Storicamente, le origini del sushi – o, più precisamente, dell’embrione di ciò che noi oggi chiamiamo sushi – vengono fatte risalire al quarto secolo dopo Cristo, sebbene secondo diverse fonti si potrebbe ricondurre a periodi ancor più risalenti. L’impulso, la scintilla che ha messo in moto il processo di modificazione e stratificazione culturale che ha portato sino al sushi che conosciamo ai giorni nostri è essenzialmente quello della conservazione dei cibi per lunghi periodi di tempo.

Come in moltissimi altri casi, di cui potremmo fare innumerevoli esempi anche in contesti europei o persino della stessa cucina italiana, infatti, l’esigenza di conservare i cibi e preservarli dall’azione degradante degli agenti esterni o dagli insetti era assolutamente primaria e fondamentale per la vita e la sopravvivenza stessa delle comunità umane, in epoche in cui non era ovviamente ancora diffusa la conservazione a freddo.

In tutta l’area geografica che abbraccia le isole che vanno a comporre il Giappone, infatti, a quel tempo era diffuso un metodo di conservazione del pesce, che prevedeva di racchiuderlo nel riso bollito o cotto, dopo averlo eviscerato e opportunamente salato. L’acido prodotto dai chicchi di riso isolava la carne del pesce, preservandola così dall’aggressione dei batteri che avrebbero altrimenti finito per avariarlo e renderlo immangiabile o pericoloso.

Dati forniti:
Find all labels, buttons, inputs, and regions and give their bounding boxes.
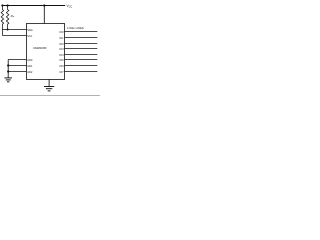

Dettagli del compito:
Riporta, per favore, il brano sulle origini del sushi partendo da "Storicamente, le origini" e proseguendo fino a "periodi di tempo.", con "quinto secolo" al posto di "quarto secolo".

Risposta al problema:
Storicamente, le origini del sushi – o, più precisamente, dell’embrione di ciò che noi oggi chiamiamo sushi – vengono fatte risalire al quinto secolo dopo Cristo, sebbene secondo diverse fonti si potrebbe ricondurre a periodi ancor più risalenti. L’impulso, la scintilla che ha messo in moto il processo di modificazione e stratificazione culturale che ha portato sino al sushi che conosciamo ai giorni nostri è essenzialmente quello della conservazione dei cibi per lunghi periodi di tempo.